* _Directions for this task_
In the kitchen-garden text below, list every favorite plant the writer describes, in the order given. Count chard and leaf beet as one entry.

* _Extract_
— Start —

I let the cat out of the bag on social media yesterday – we are in the process of buying a house, with a garden. The garden that may become mine is pretty much a blank canvas, and although I have thought about it I haven’t come to any firm conclusions on the kind of garden I would like it to become. I will tell you more about the garden when (if?) it becomes the garden that will be mine. In the meantime, it was fun to visit the archives and resurrect an article that lists my favourite plants from 2008….
As a kitchen gardener, my favourite plants are the ones that grow well for me and in my garden and provide something tasty to eat – the ones I look forward to growing all year. Many of my favourite plants grow during the winter months, when just having something growing in the kitchen garden is a satisfaction in itself.
First on the list are Jerusalem artichokes, or sunchokes. They’re a fabulously easy plant to grow, requiring almost no care and attention. They’ll survive hot summers, wet winters and everything in between to give a bountiful winter harvest when there’s not much else to gather. Some people, I know, aren’t as fond of their invasive tendencies or the gas that eating them tend to produce, but they make a lovely soup and are a winter treat.
Garlic is another plant that grows through the winter without any trouble, and even in a small garden you can grow enough bulbs to last you through much of the year. I grow two types of garlic – soft necked garlic, which stores for a long time, and hard necked garlic which grows beautiful curly flowering scapes and it therefore sometimes called Serpent garlic.
Continuing in the same vein, onions are my third favorite plant. I grow Japanese onions from sets, planted in the fall and left to overwinter. They provide a slightly earlier harvest than onions planted in the spring, but I just love having plants growing through the bleak winters.
Another overwintering favorite is chard and leaf beet, two related vegetables that provide leafy greens in all but the nastiest winter weather. Chard is a large plant with glossy green leaves and colored leaf ribs – so beautiful that many people grow it in their flower borders. Leaf beet is its smaller cousin, plain green but good tempered and so easy to grow. A dash of color in the vegetable garden in all weathers, a harvest of healthy leaves for the kitchen and a firm favorite with the other occupants of my garden – the chickens.
My last winter favorite is the last to provide a harvest – the purple sprouting broccoli. Purple sprouting broccoli is one of the tortoises of the kitchen garden. Grown from seed in the spring time it grows for a whole year before it produces the flower buds that we eat, but the harvest comes during the ‘hungry gap’ when there’s not much food coming from the garden. And beyond that, it’s delicate and buttery flavor is well worth the wait and one of the major joys of homegrown vegetables. Its season may be short and long-awaited, but it’s not a treat you can pass up.
Around about the time that the purple sprouting broccoli is thinking about flowering, my dwarf nectarine is doing the same. It’s much more conventionally beautiful – with striking deep red flower buds that open in exuberant magenta flowers. I keep it in the greenhouse to prevent the leaf curl fungus attacking, which means that hand pollination is one of my spring rituals, and an absolute must to guarantee a mouth-watering harvest of juicy fruit later in the year.

— End —

* _Provided material_

— Start —

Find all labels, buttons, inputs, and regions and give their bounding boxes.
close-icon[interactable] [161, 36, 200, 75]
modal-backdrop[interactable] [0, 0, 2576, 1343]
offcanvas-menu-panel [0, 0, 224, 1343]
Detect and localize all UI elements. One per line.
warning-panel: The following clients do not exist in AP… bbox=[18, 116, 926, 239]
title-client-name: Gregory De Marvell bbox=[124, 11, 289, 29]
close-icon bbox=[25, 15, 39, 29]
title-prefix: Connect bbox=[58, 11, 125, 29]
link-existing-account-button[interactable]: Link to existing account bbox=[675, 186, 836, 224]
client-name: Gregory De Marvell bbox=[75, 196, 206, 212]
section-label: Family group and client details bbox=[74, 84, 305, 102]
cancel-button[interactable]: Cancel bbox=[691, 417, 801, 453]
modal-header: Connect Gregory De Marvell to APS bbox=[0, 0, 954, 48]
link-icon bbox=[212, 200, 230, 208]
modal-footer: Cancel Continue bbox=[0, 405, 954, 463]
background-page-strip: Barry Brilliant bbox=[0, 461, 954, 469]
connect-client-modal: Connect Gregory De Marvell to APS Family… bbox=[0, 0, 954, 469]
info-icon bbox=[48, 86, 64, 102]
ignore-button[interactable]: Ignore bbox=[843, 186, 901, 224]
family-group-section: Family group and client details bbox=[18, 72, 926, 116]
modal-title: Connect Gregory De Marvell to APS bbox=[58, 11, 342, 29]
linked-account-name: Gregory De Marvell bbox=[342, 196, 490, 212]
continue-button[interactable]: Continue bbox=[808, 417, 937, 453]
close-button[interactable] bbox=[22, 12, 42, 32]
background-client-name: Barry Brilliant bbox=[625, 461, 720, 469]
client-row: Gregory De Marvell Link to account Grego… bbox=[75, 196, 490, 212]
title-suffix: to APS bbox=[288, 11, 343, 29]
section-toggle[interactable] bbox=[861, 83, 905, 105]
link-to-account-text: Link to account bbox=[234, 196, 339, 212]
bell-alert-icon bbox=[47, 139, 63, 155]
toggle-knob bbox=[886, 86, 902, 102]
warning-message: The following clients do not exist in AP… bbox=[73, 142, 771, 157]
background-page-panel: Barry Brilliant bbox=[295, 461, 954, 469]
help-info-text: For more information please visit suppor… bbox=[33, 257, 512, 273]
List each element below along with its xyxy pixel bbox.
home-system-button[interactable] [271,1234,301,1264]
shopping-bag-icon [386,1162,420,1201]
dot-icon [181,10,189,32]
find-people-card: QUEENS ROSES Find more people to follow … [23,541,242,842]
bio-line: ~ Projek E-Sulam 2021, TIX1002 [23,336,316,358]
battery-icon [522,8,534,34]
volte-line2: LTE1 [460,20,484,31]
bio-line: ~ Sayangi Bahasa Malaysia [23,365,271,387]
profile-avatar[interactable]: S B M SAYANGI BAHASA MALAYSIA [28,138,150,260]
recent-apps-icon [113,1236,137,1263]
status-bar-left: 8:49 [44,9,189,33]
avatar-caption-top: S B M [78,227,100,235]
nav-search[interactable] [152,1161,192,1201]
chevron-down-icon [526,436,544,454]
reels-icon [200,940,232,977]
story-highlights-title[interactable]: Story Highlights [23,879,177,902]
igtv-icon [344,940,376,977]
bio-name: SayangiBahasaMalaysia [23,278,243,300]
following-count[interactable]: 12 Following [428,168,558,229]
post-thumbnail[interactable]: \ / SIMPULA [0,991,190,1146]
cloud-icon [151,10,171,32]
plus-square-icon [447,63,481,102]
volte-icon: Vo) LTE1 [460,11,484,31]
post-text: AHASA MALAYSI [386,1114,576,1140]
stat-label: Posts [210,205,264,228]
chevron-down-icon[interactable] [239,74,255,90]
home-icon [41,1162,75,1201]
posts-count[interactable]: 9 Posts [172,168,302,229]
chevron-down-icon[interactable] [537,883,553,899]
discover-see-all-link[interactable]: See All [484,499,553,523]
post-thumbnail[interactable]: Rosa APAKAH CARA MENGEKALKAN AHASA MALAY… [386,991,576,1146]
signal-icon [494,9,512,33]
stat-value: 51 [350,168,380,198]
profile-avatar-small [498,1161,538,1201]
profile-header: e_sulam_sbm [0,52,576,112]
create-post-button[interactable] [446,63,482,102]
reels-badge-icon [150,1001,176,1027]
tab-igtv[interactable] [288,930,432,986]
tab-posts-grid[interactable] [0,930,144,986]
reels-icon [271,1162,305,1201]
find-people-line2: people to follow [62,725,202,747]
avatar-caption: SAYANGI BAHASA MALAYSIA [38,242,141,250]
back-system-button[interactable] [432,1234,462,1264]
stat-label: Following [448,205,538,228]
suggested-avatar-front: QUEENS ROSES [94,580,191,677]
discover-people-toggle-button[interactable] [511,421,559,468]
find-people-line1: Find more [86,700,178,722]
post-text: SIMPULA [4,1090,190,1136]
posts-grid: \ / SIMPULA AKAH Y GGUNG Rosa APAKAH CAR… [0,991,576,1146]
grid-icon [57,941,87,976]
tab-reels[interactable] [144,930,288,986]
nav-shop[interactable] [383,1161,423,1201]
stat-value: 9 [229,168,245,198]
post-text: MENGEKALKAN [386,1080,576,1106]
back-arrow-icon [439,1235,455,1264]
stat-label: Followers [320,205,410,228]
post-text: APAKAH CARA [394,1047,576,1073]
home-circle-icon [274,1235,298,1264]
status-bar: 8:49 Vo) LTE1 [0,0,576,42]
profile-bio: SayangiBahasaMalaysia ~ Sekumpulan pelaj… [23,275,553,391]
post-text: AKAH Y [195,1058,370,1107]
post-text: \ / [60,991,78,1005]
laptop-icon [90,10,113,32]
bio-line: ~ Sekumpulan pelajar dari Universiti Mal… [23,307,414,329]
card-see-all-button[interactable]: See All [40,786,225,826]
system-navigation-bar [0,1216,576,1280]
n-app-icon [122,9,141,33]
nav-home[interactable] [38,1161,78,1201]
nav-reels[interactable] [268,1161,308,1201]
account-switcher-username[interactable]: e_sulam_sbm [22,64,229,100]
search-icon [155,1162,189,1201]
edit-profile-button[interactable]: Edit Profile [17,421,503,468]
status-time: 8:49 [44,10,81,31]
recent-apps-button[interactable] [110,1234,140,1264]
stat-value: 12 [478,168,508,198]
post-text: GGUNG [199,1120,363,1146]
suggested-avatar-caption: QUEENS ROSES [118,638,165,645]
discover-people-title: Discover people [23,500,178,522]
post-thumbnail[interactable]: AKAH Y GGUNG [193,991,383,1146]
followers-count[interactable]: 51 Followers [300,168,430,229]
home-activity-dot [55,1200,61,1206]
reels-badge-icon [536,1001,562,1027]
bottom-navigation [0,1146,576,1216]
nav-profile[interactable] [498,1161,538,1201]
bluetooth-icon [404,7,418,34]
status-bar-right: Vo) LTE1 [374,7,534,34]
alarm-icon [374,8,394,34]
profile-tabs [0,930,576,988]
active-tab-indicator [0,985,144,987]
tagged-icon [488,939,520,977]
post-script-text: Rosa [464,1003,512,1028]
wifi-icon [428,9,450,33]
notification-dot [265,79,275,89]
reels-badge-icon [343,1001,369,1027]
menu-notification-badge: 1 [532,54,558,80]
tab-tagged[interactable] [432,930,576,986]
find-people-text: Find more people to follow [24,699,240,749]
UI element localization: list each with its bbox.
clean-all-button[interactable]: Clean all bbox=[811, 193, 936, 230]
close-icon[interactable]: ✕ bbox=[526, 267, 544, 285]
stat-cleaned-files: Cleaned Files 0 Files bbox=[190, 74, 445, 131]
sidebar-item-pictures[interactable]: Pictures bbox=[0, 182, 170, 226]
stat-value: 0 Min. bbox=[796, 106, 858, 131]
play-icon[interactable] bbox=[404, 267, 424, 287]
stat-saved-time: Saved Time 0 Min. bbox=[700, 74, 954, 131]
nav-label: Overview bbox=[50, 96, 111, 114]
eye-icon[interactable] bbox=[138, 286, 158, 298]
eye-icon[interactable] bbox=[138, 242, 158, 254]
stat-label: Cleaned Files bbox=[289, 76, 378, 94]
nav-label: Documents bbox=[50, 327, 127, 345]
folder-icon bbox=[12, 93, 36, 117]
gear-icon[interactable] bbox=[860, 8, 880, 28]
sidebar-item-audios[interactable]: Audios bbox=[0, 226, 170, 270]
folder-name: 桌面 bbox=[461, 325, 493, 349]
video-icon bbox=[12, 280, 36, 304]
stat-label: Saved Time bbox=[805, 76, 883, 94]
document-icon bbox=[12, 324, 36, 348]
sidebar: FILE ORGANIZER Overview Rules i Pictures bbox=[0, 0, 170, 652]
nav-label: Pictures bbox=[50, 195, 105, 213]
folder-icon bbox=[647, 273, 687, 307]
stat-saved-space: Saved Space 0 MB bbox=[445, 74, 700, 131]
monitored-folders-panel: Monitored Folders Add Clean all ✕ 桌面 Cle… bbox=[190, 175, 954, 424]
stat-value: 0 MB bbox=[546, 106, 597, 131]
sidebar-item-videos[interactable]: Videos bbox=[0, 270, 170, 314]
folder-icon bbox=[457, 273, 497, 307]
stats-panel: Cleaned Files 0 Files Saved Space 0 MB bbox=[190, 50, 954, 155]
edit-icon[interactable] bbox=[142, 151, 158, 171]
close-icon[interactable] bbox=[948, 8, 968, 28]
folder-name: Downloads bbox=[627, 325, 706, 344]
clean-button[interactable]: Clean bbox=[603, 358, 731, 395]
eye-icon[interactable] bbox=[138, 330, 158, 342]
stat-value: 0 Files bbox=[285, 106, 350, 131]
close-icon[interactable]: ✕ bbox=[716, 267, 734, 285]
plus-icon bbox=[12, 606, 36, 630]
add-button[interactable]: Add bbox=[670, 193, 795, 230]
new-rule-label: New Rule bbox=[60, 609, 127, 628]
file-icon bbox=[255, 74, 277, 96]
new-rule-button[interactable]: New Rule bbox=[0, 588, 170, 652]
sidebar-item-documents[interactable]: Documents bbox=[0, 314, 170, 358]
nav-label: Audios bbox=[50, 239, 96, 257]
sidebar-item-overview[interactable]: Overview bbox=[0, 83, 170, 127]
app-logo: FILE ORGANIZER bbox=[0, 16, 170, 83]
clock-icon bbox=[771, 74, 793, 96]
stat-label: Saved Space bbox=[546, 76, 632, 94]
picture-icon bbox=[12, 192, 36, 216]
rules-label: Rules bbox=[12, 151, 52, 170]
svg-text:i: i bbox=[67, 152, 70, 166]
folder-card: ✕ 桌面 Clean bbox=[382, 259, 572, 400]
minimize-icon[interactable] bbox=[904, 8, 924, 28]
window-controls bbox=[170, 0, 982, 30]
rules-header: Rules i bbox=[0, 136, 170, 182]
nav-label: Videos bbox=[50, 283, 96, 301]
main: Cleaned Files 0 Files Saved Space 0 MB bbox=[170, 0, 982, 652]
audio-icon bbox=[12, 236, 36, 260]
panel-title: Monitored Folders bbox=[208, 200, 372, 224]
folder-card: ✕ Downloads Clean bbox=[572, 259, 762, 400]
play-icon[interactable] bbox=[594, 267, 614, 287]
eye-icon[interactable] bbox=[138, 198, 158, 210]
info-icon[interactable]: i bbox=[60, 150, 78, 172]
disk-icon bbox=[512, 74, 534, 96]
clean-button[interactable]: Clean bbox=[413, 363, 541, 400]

— End —

* _Finished exercise_
Jerusalem artichokes (sunchokes)
Garlic
Onions
Chard and leaf beet
Purple sprouting broccoli
Dwarf nectarine